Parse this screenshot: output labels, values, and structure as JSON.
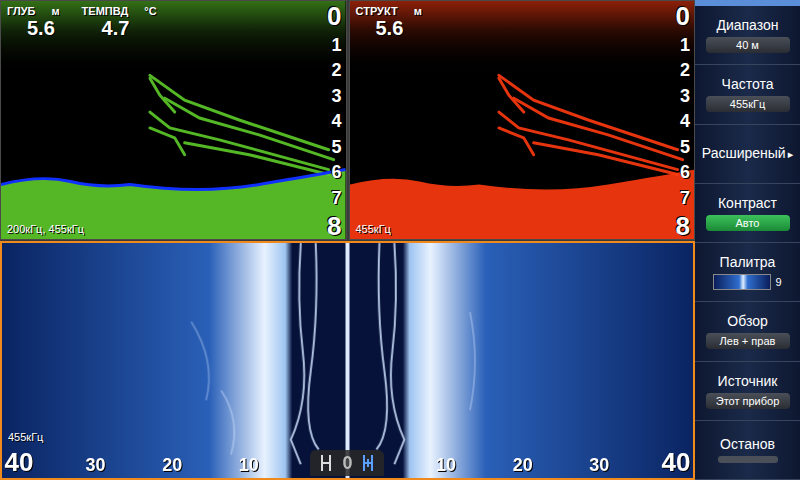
{
  "top_panes": [
    {
      "name": "2d-sonar",
      "active": false,
      "color": "#5ecb2a",
      "readouts": [
        {
          "label": "ГЛУБ",
          "unit": "м",
          "value": "5.6"
        },
        {
          "label": "ТЕМПВД",
          "unit": "°C",
          "value": "4.7"
        }
      ],
      "depth_scale": [
        "0",
        "1",
        "2",
        "3",
        "4",
        "5",
        "6",
        "7",
        "8"
      ],
      "frequency": "200кГц, 455кГц",
      "bottom_line": true
    },
    {
      "name": "structure-scan",
      "active": false,
      "color": "#ff3b10",
      "readouts": [
        {
          "label": "СТРУКТ",
          "unit": "м",
          "value": "5.6"
        }
      ],
      "depth_scale": [
        "0",
        "1",
        "2",
        "3",
        "4",
        "5",
        "6",
        "7",
        "8"
      ],
      "frequency": "455кГц",
      "bottom_line": false
    }
  ],
  "side_view": {
    "active": true,
    "frequency": "455кГц",
    "range_scale": [
      "40",
      "30",
      "20",
      "10",
      "0",
      "10",
      "20",
      "30",
      "40"
    ]
  },
  "menu": {
    "items": [
      {
        "label": "Диапазон",
        "kind": "value",
        "value": "40 м",
        "highlighted": false
      },
      {
        "label": "Частота",
        "kind": "value",
        "value": "455кГц",
        "highlighted": false
      },
      {
        "label": "Расширеный",
        "kind": "submenu",
        "arrow": "▸"
      },
      {
        "label": "Контраст",
        "kind": "value",
        "value": "Авто",
        "highlighted": true
      },
      {
        "label": "Палитра",
        "kind": "palette",
        "value": "9"
      },
      {
        "label": "Обзор",
        "kind": "value",
        "value": "Лев + прав",
        "highlighted": false
      },
      {
        "label": "Источник",
        "kind": "value",
        "value": "Этот прибор",
        "highlighted": false
      },
      {
        "label": "Останов",
        "kind": "toggle",
        "on": false
      }
    ]
  }
}
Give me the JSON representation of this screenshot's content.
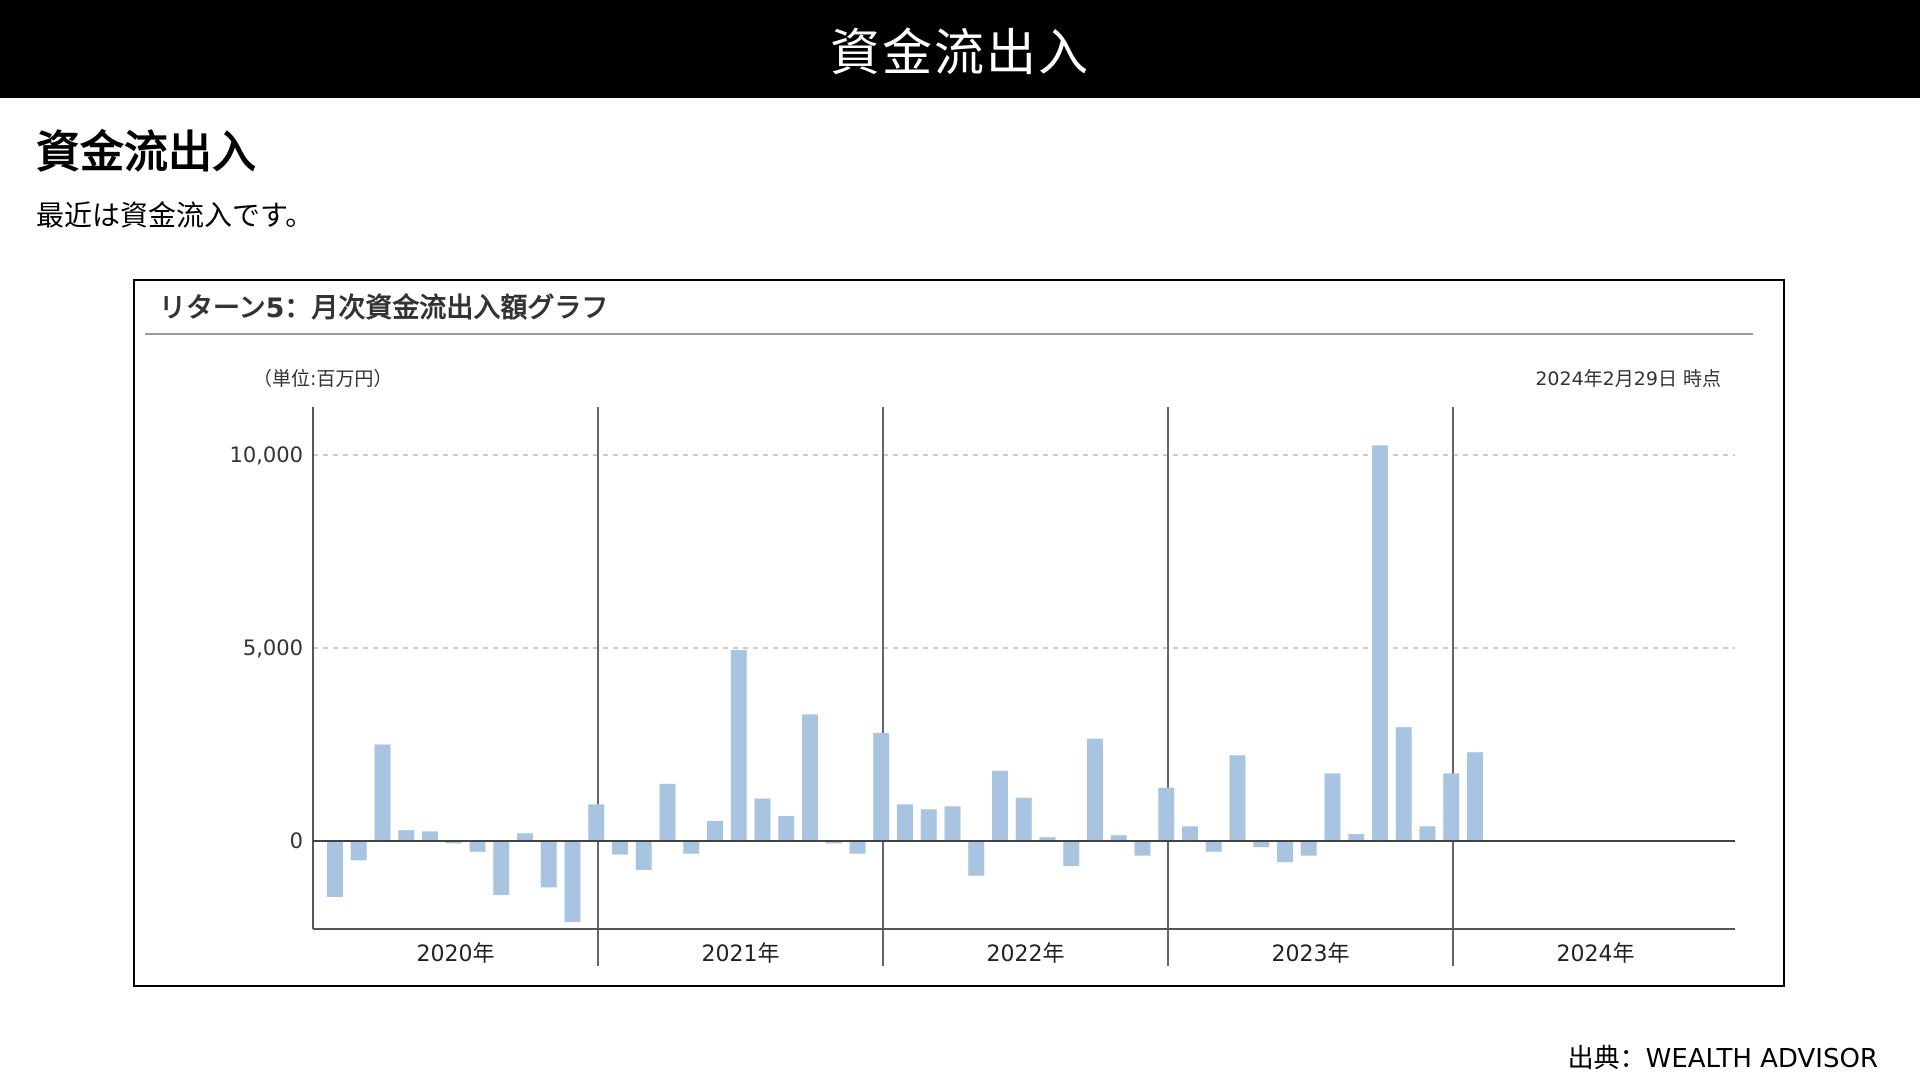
{
  "header": {
    "title": "資金流出入"
  },
  "slide": {
    "heading": "資金流出入",
    "text": "最近は資金流入です。"
  },
  "source": "出典：WEALTH ADVISOR",
  "colors": {
    "bar": "#a8c4e0",
    "header_bg": "#000000"
  },
  "chart_data": {
    "type": "bar",
    "title": "リターン5：月次資金流出入額グラフ",
    "unit": "（単位:百万円）",
    "as_of": "2024年2月29日 時点",
    "ylim": [
      -2400,
      11000
    ],
    "yticks": [
      0,
      5000,
      10000
    ],
    "ytick_labels": [
      "0",
      "5,000",
      "10,000"
    ],
    "grid": "horizontal dashed at 5,000 and 10,000",
    "years": [
      "2020年",
      "2021年",
      "2022年",
      "2023年",
      "2024年"
    ],
    "series": [
      {
        "values": [
          -1450,
          -500,
          2500,
          280,
          250,
          -60,
          -280,
          -1400,
          200,
          -1200,
          -2100,
          950,
          -350,
          -750,
          1480,
          -330,
          520,
          4950,
          1100,
          650,
          3280,
          -60,
          -330,
          2800,
          950,
          820,
          900,
          -900,
          1820,
          1120,
          100,
          -650,
          2650,
          150,
          -380,
          1380,
          380,
          -280,
          2220,
          -160,
          -550,
          -380,
          1750,
          180,
          10250,
          2950,
          380,
          1750,
          2300
        ]
      }
    ]
  }
}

WHAT YOU WILL DO. Look through the lines above and collect those with the word "this".

THE REPLY.
Parse this screenshot: output labels, values, and structure as JSON.
Give me the JSON representation of this screenshot's content.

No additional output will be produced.